Objective: Using the records that follow, copy every line containing the word "Class".

Records provided:
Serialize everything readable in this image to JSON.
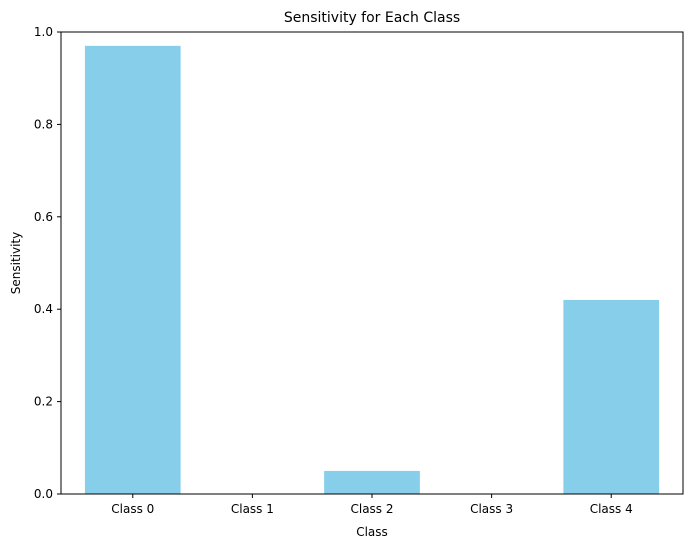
{
  "chart_data": {
    "type": "bar",
    "title": "Sensitivity for Each Class",
    "xlabel": "Class",
    "ylabel": "Sensitivity",
    "categories": [
      "Class 0",
      "Class 1",
      "Class 2",
      "Class 3",
      "Class 4"
    ],
    "values": [
      0.97,
      0.0,
      0.05,
      0.0,
      0.42
    ],
    "ylim": [
      0,
      1.0
    ],
    "yticks": [
      "0.0",
      "0.2",
      "0.4",
      "0.6",
      "0.8",
      "1.0"
    ],
    "bar_color": "#87CEEB",
    "grid": false
  }
}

Output:
    "title": "Sensitivity for Each Class",
    "xlabel": "Class",
      "Class 0",
      "Class 1",
      "Class 2",
      "Class 3",
      "Class 4"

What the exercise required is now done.